(Collection entries)

++++++++++

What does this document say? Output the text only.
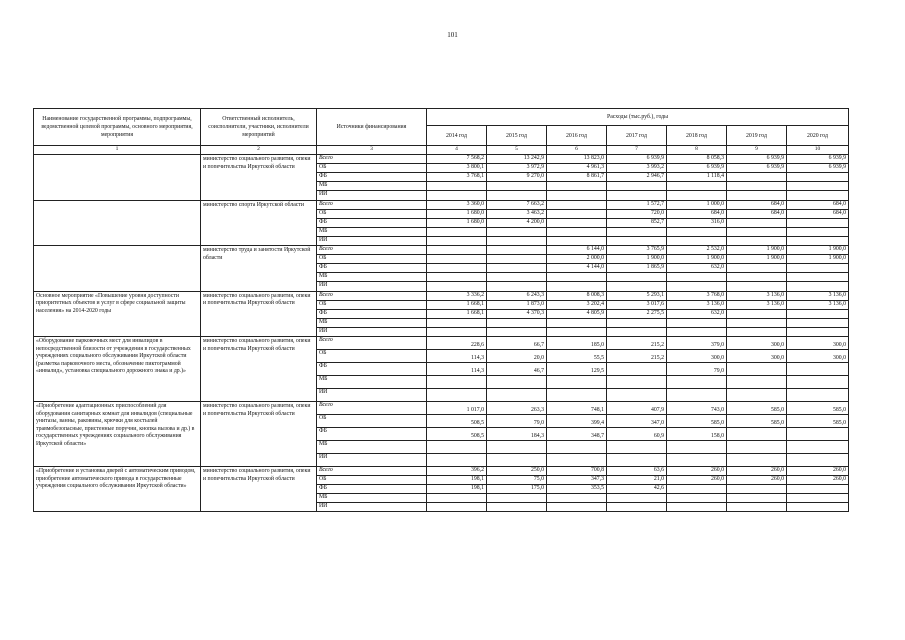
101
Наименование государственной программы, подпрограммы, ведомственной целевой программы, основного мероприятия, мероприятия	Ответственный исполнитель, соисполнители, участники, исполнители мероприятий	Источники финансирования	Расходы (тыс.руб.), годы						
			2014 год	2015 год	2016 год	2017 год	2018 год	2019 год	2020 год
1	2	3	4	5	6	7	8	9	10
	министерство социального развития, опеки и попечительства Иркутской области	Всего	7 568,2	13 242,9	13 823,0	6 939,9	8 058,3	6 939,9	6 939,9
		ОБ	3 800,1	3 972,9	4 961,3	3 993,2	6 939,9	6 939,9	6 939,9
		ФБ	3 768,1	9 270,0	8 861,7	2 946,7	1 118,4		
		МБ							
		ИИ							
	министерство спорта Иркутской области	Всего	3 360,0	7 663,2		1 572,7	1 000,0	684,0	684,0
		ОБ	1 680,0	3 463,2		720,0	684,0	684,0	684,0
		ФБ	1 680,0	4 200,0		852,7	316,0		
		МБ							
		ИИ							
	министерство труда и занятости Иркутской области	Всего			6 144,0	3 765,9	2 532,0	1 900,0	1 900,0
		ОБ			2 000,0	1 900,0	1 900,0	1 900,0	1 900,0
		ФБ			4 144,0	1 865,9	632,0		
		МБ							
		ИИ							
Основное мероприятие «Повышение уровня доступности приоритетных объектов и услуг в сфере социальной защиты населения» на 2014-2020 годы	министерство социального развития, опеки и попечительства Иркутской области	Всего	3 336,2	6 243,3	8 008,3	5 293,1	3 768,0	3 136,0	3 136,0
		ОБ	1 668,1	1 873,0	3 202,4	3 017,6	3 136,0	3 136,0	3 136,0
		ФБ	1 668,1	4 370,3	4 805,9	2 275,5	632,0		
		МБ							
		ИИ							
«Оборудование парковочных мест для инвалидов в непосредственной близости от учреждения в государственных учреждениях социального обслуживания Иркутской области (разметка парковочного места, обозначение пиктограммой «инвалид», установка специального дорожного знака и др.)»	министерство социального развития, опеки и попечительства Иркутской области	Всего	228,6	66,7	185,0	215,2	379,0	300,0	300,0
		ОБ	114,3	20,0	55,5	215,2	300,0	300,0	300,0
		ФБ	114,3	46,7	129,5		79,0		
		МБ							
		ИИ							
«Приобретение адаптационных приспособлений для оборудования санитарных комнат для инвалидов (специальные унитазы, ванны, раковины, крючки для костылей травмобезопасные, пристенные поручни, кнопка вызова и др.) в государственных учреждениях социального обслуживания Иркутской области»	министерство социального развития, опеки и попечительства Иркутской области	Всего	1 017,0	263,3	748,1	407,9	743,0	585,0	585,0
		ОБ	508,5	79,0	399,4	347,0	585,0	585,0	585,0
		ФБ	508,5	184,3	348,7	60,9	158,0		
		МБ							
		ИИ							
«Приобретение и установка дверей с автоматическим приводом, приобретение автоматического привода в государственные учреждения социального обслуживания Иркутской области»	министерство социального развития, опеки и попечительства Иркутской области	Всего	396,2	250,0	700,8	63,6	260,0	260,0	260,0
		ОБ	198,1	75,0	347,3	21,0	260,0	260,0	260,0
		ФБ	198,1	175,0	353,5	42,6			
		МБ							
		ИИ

++++++++++

• **What you have to do**: Set down the material above as is, without any pictures.

• **Response below**:
What does this document say? Output the text only.
101
Наименование государственной программы, подпрограммы, ведомственной целевой программы, основного мероприятия, мероприятия	Ответственный исполнитель, соисполнители, участники, исполнители мероприятий	Источники финансирования	Расходы (тыс.руб.), годы						
			2014 год	2015 год	2016 год	2017 год	2018 год	2019 год	2020 год
1	2	3	4	5	6	7	8	9	10
	министерство социального развития, опеки и попечительства Иркутской области	Всего	7 568,2	13 242,9	13 823,0	6 939,9	8 058,3	6 939,9	6 939,9
		ОБ	3 800,1	3 972,9	4 961,3	3 993,2	6 939,9	6 939,9	6 939,9
		ФБ	3 768,1	9 270,0	8 861,7	2 946,7	1 118,4		
		МБ							
		ИИ							
	министерство спорта Иркутской области	Всего	3 360,0	7 663,2		1 572,7	1 000,0	684,0	684,0
		ОБ	1 680,0	3 463,2		720,0	684,0	684,0	684,0
		ФБ	1 680,0	4 200,0		852,7	316,0		
		МБ							
		ИИ							
	министерство труда и занятости Иркутской области	Всего			6 144,0	3 765,9	2 532,0	1 900,0	1 900,0
		ОБ			2 000,0	1 900,0	1 900,0	1 900,0	1 900,0
		ФБ			4 144,0	1 865,9	632,0		
		МБ							
		ИИ							
Основное мероприятие «Повышение уровня доступности приоритетных объектов и услуг в сфере социальной защиты населения» на 2014-2020 годы	министерство социального развития, опеки и попечительства Иркутской области	Всего	3 336,2	6 243,3	8 008,3	5 293,1	3 768,0	3 136,0	3 136,0
		ОБ	1 668,1	1 873,0	3 202,4	3 017,6	3 136,0	3 136,0	3 136,0
		ФБ	1 668,1	4 370,3	4 805,9	2 275,5	632,0		
		МБ							
		ИИ							
«Оборудование парковочных мест для инвалидов в непосредственной близости от учреждения в государственных учреждениях социального обслуживания Иркутской области (разметка парковочного места, обозначение пиктограммой «инвалид», установка специального дорожного знака и др.)»	министерство социального развития, опеки и попечительства Иркутской области	Всего	228,6	66,7	185,0	215,2	379,0	300,0	300,0
		ОБ	114,3	20,0	55,5	215,2	300,0	300,0	300,0
		ФБ	114,3	46,7	129,5		79,0		
		МБ							
		ИИ							
«Приобретение адаптационных приспособлений для оборудования санитарных комнат для инвалидов (специальные унитазы, ванны, раковины, крючки для костылей травмобезопасные, пристенные поручни, кнопка вызова и др.) в государственных учреждениях социального обслуживания Иркутской области»	министерство социального развития, опеки и попечительства Иркутской области	Всего	1 017,0	263,3	748,1	407,9	743,0	585,0	585,0
		ОБ	508,5	79,0	399,4	347,0	585,0	585,0	585,0
		ФБ	508,5	184,3	348,7	60,9	158,0		
		МБ							
		ИИ							
«Приобретение и установка дверей с автоматическим приводом, приобретение автоматического привода в государственные учреждения социального обслуживания Иркутской области»	министерство социального развития, опеки и попечительства Иркутской области	Всего	396,2	250,0	700,8	63,6	260,0	260,0	260,0
		ОБ	198,1	75,0	347,3	21,0	260,0	260,0	260,0
		ФБ	198,1	175,0	353,5	42,6			
		МБ							
		ИИ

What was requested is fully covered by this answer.